- _THE PROBLEM_:
Set each entry down verbatim, omitting images.

- _RECORD SET_:
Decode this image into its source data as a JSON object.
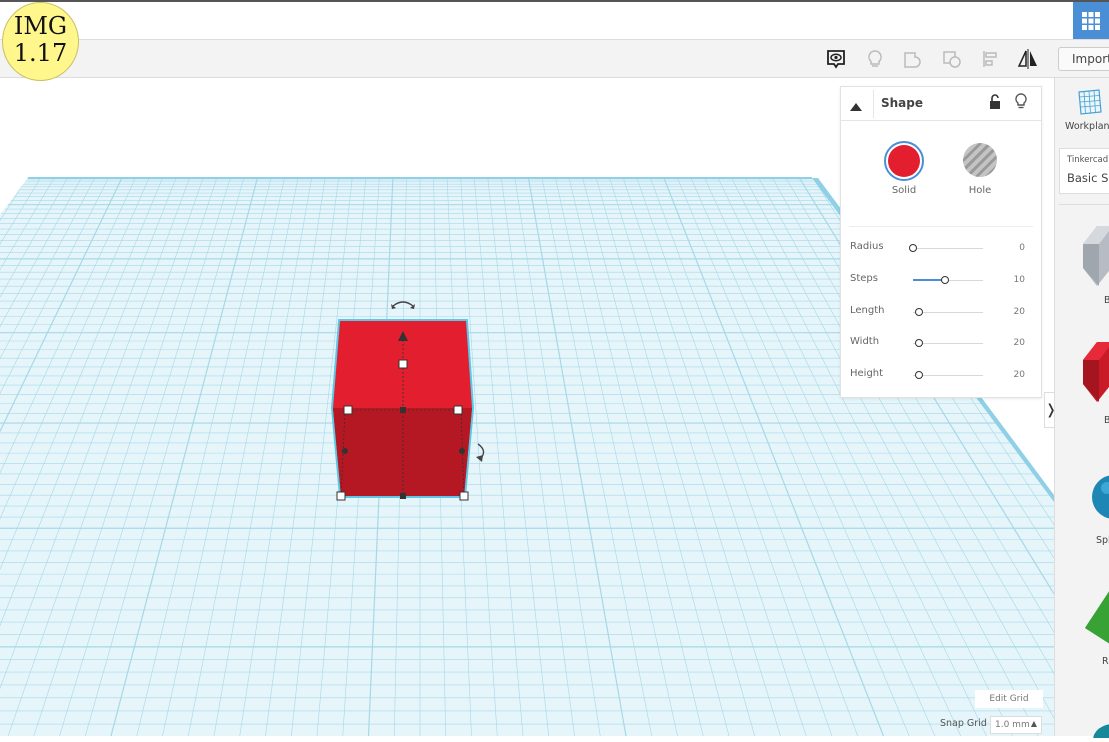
{
  "badge": {
    "line1": "IMG",
    "line2": "1.17"
  },
  "toolbar": {
    "import_label": "Import",
    "icons": [
      "note-view-icon",
      "light-bulb-icon",
      "group-icon",
      "ungroup-icon",
      "align-icon",
      "mirror-icon"
    ]
  },
  "shape_panel": {
    "title": "Shape",
    "solid_label": "Solid",
    "hole_label": "Hole",
    "solid_color": "#e31e2f",
    "params": [
      {
        "label": "Radius",
        "value": "0",
        "fraction": 0
      },
      {
        "label": "Steps",
        "value": "10",
        "fraction": 0.45
      },
      {
        "label": "Length",
        "value": "20",
        "fraction": 0.08
      },
      {
        "label": "Width",
        "value": "20",
        "fraction": 0.08
      },
      {
        "label": "Height",
        "value": "20",
        "fraction": 0.08
      }
    ]
  },
  "right_panel": {
    "workplane_label": "Workplane",
    "library_source": "Tinkercad",
    "library_name": "Basic Sh",
    "shape_labels": [
      "B",
      "B",
      "Spl",
      "R"
    ]
  },
  "grid": {
    "edit_label": "Edit Grid",
    "snap_label": "Snap Grid",
    "snap_value": "1.0 mm"
  },
  "colors": {
    "accent": "#4a8fd6",
    "grid_line": "#a6d8e8",
    "cube_front": "#b51822",
    "cube_top": "#e31e2f",
    "selection": "#5ac8e6"
  }
}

- _RESPONSE_:
Decode this image into its source data as a JSON object.
{
  "badge": {
    "line1": "IMG",
    "line2": "1.17"
  },
  "toolbar": {
    "import_label": "Import",
    "icons": [
      "note-view-icon",
      "light-bulb-icon",
      "group-icon",
      "ungroup-icon",
      "align-icon",
      "mirror-icon"
    ]
  },
  "shape_panel": {
    "title": "Shape",
    "solid_label": "Solid",
    "hole_label": "Hole",
    "solid_color": "#e31e2f",
    "params": [
      {
        "label": "Radius",
        "value": "0",
        "fraction": 0
      },
      {
        "label": "Steps",
        "value": "10",
        "fraction": 0.45
      },
      {
        "label": "Length",
        "value": "20",
        "fraction": 0.08
      },
      {
        "label": "Width",
        "value": "20",
        "fraction": 0.08
      },
      {
        "label": "Height",
        "value": "20",
        "fraction": 0.08
      }
    ]
  },
  "right_panel": {
    "workplane_label": "Workplane",
    "library_source": "Tinkercad",
    "library_name": "Basic Sh",
    "shape_labels": [
      "B",
      "B",
      "Spl",
      "R"
    ]
  },
  "grid": {
    "edit_label": "Edit Grid",
    "snap_label": "Snap Grid",
    "snap_value": "1.0 mm"
  },
  "colors": {
    "accent": "#4a8fd6",
    "grid_line": "#a6d8e8",
    "cube_front": "#b51822",
    "cube_top": "#e31e2f",
    "selection": "#5ac8e6"
  }
}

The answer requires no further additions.